- **What is needed**: Leave out the pictures, then reproduce the rest of the material exactly.

- **Source records**:
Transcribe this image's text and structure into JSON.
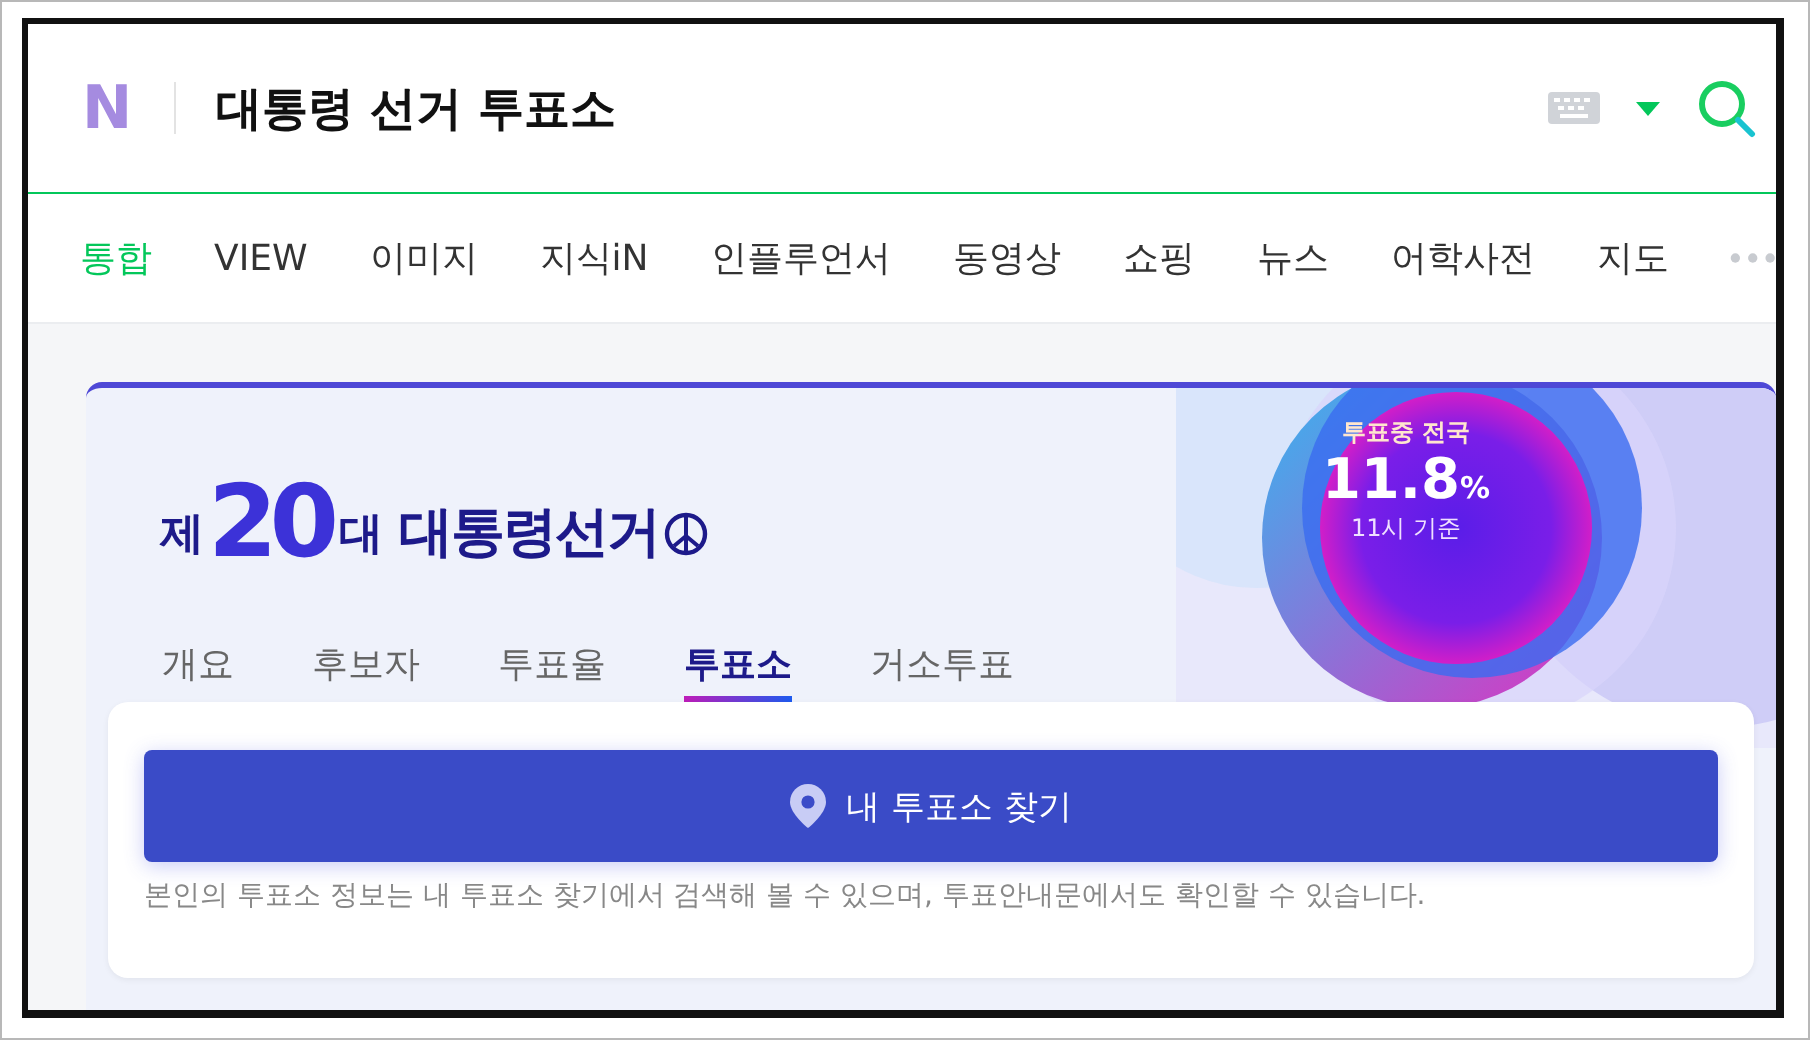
{
  "header": {
    "logo": "N",
    "query": "대통령 선거 투표소"
  },
  "nav": [
    {
      "label": "통합",
      "selected": true
    },
    {
      "label": "VIEW",
      "selected": false
    },
    {
      "label": "이미지",
      "selected": false
    },
    {
      "label": "지식iN",
      "selected": false
    },
    {
      "label": "인플루언서",
      "selected": false
    },
    {
      "label": "동영상",
      "selected": false
    },
    {
      "label": "쇼핑",
      "selected": false
    },
    {
      "label": "뉴스",
      "selected": false
    },
    {
      "label": "어학사전",
      "selected": false
    },
    {
      "label": "지도",
      "selected": false
    }
  ],
  "election": {
    "prefix": "제",
    "number": "20",
    "suffix": "대",
    "title": "대통령선거",
    "turnout": {
      "label": "투표중 전국",
      "value": "11.8",
      "unit": "%",
      "basis": "11시 기준"
    },
    "tabs": [
      {
        "label": "개요",
        "selected": false
      },
      {
        "label": "후보자",
        "selected": false
      },
      {
        "label": "투표율",
        "selected": false
      },
      {
        "label": "투표소",
        "selected": true
      },
      {
        "label": "거소투표",
        "selected": false
      }
    ],
    "find_button": "내 투표소 찾기",
    "note": "본인의 투표소 정보는 내 투표소 찾기에서 검색해 볼 수 있으며, 투표안내문에서도 확인할 수 있습니다."
  }
}
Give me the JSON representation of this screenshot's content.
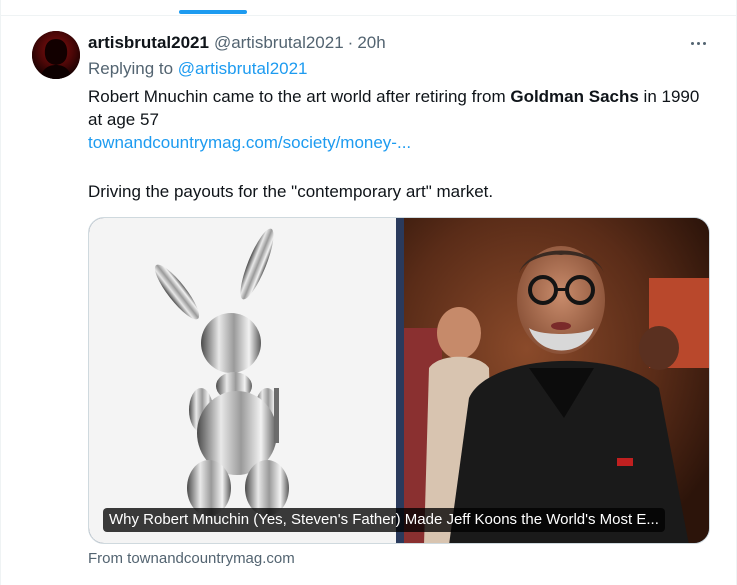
{
  "tweet": {
    "display_name": "artisbrutal2021",
    "handle": "@artisbrutal2021",
    "separator": "·",
    "time": "20h",
    "replying_prefix": "Replying to",
    "replying_handle": "@artisbrutal2021",
    "text_part1": "Robert Mnuchin came to the art world after retiring from ",
    "text_bold": "Goldman Sachs",
    "text_part2": " in 1990 at age 57",
    "link": "townandcountrymag.com/society/money-...",
    "text_para2": "Driving the payouts for the \"contemporary art\" market."
  },
  "card": {
    "caption": "Why Robert Mnuchin (Yes, Steven's Father) Made Jeff Koons the World's Most E...",
    "source": "From townandcountrymag.com"
  },
  "icons": {
    "more": "more-horizontal-icon",
    "avatar": "red-hooded-figure-avatar"
  },
  "colors": {
    "accent": "#1d9bf0",
    "text_primary": "#0f1419",
    "text_secondary": "#536471",
    "card_border_blue": "#2a3a5c"
  }
}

- **Full response**:
Transcribe this image's text and structure into JSON.
{
  "header": {
    "logo": "N",
    "query": "대통령 선거 투표소"
  },
  "nav": [
    {
      "label": "통합",
      "selected": true
    },
    {
      "label": "VIEW",
      "selected": false
    },
    {
      "label": "이미지",
      "selected": false
    },
    {
      "label": "지식iN",
      "selected": false
    },
    {
      "label": "인플루언서",
      "selected": false
    },
    {
      "label": "동영상",
      "selected": false
    },
    {
      "label": "쇼핑",
      "selected": false
    },
    {
      "label": "뉴스",
      "selected": false
    },
    {
      "label": "어학사전",
      "selected": false
    },
    {
      "label": "지도",
      "selected": false
    }
  ],
  "election": {
    "prefix": "제",
    "number": "20",
    "suffix": "대",
    "title": "대통령선거",
    "turnout": {
      "label": "투표중 전국",
      "value": "11.8",
      "unit": "%",
      "basis": "11시 기준"
    },
    "tabs": [
      {
        "label": "개요",
        "selected": false
      },
      {
        "label": "후보자",
        "selected": false
      },
      {
        "label": "투표율",
        "selected": false
      },
      {
        "label": "투표소",
        "selected": true
      },
      {
        "label": "거소투표",
        "selected": false
      }
    ],
    "find_button": "내 투표소 찾기",
    "note": "본인의 투표소 정보는 내 투표소 찾기에서 검색해 볼 수 있으며, 투표안내문에서도 확인할 수 있습니다."
  }
}
Give me the JSON representation of this screenshot's content.
{
  "tweet": {
    "display_name": "artisbrutal2021",
    "handle": "@artisbrutal2021",
    "separator": "·",
    "time": "20h",
    "replying_prefix": "Replying to",
    "replying_handle": "@artisbrutal2021",
    "text_part1": "Robert Mnuchin came to the art world after retiring from ",
    "text_bold": "Goldman Sachs",
    "text_part2": " in 1990 at age 57",
    "link": "townandcountrymag.com/society/money-...",
    "text_para2": "Driving the payouts for the \"contemporary art\" market."
  },
  "card": {
    "caption": "Why Robert Mnuchin (Yes, Steven's Father) Made Jeff Koons the World's Most E...",
    "source": "From townandcountrymag.com"
  },
  "icons": {
    "more": "more-horizontal-icon",
    "avatar": "red-hooded-figure-avatar"
  },
  "colors": {
    "accent": "#1d9bf0",
    "text_primary": "#0f1419",
    "text_secondary": "#536471",
    "card_border_blue": "#2a3a5c"
  }
}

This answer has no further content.